start Record set
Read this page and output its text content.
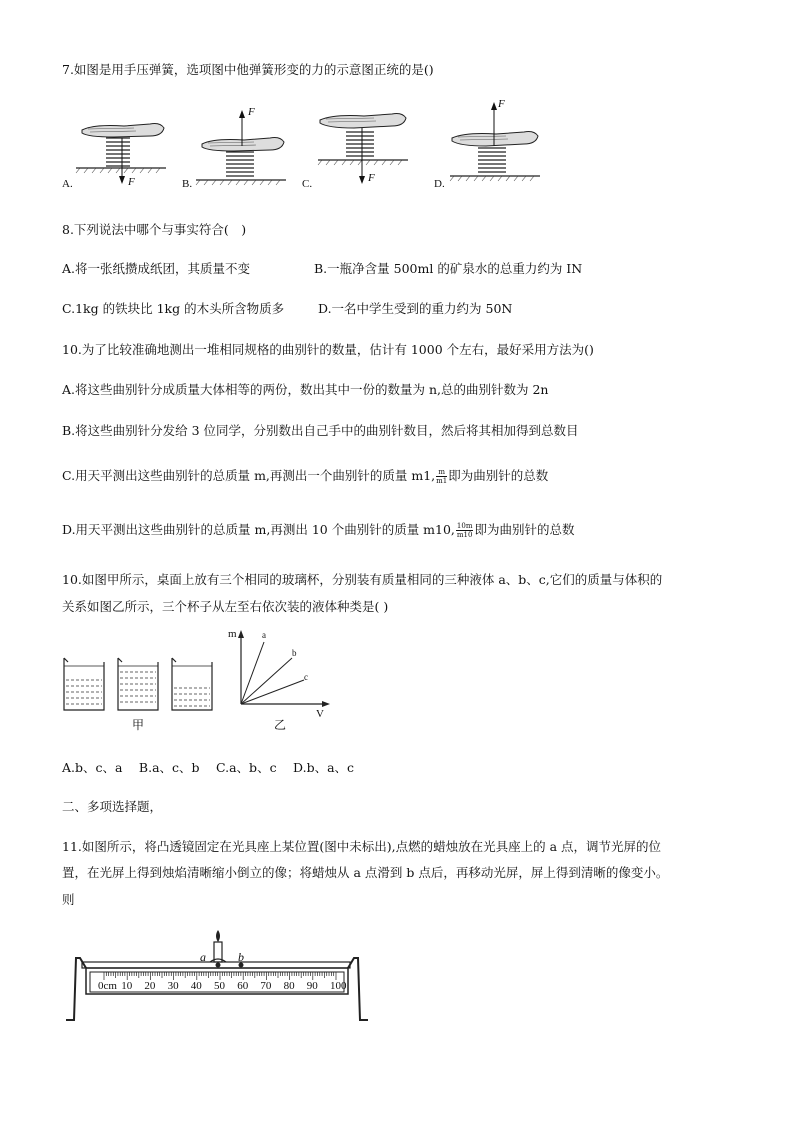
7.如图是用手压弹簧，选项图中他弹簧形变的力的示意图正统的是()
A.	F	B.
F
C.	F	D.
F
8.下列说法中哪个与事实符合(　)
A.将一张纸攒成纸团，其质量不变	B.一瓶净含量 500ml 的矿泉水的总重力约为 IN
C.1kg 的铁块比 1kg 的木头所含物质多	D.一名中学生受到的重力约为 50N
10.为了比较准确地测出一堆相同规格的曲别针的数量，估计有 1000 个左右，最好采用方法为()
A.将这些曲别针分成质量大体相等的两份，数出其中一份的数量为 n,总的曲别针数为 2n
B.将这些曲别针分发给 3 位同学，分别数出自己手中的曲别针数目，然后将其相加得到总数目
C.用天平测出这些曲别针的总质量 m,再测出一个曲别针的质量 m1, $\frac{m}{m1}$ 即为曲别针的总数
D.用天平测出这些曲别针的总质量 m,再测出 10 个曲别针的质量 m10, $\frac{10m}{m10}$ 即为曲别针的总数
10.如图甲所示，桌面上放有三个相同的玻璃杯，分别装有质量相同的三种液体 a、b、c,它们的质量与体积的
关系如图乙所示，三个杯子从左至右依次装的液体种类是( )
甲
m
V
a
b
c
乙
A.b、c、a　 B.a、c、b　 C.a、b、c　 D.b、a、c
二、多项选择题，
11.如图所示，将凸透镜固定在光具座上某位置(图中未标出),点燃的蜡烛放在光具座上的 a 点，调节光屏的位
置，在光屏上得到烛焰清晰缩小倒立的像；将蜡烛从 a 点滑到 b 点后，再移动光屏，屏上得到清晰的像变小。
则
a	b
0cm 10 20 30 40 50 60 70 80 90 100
end Record set
Task instructions:
Above are records to transcribe exactly; leave their pictures out.

Solution to the exercise:
Read this page and output its text content.
7.如图是用手压弹簧，选项图中他弹簧形变的力的示意图正统的是()
A.	F	B.
F
C.	F	D.
F
8.下列说法中哪个与事实符合(　)
A.将一张纸攒成纸团，其质量不变	B.一瓶净含量 500ml 的矿泉水的总重力约为 IN
C.1kg 的铁块比 1kg 的木头所含物质多	D.一名中学生受到的重力约为 50N
10.为了比较准确地测出一堆相同规格的曲别针的数量，估计有 1000 个左右，最好采用方法为()
A.将这些曲别针分成质量大体相等的两份，数出其中一份的数量为 n,总的曲别针数为 2n
B.将这些曲别针分发给 3 位同学，分别数出自己手中的曲别针数目，然后将其相加得到总数目
C.用天平测出这些曲别针的总质量 m,再测出一个曲别针的质量 m1, $\frac{m}{m1}$ 即为曲别针的总数
D.用天平测出这些曲别针的总质量 m,再测出 10 个曲别针的质量 m10, $\frac{10m}{m10}$ 即为曲别针的总数
10.如图甲所示，桌面上放有三个相同的玻璃杯，分别装有质量相同的三种液体 a、b、c,它们的质量与体积的
关系如图乙所示，三个杯子从左至右依次装的液体种类是( )
甲
m
V
a
b
c
乙
A.b、c、a　 B.a、c、b　 C.a、b、c　 D.b、a、c
二、多项选择题，
11.如图所示，将凸透镜固定在光具座上某位置(图中未标出),点燃的蜡烛放在光具座上的 a 点，调节光屏的位
置，在光屏上得到烛焰清晰缩小倒立的像；将蜡烛从 a 点滑到 b 点后，再移动光屏，屏上得到清晰的像变小。
则
a	b
0cm 10 20 30 40 50 60 70 80 90 100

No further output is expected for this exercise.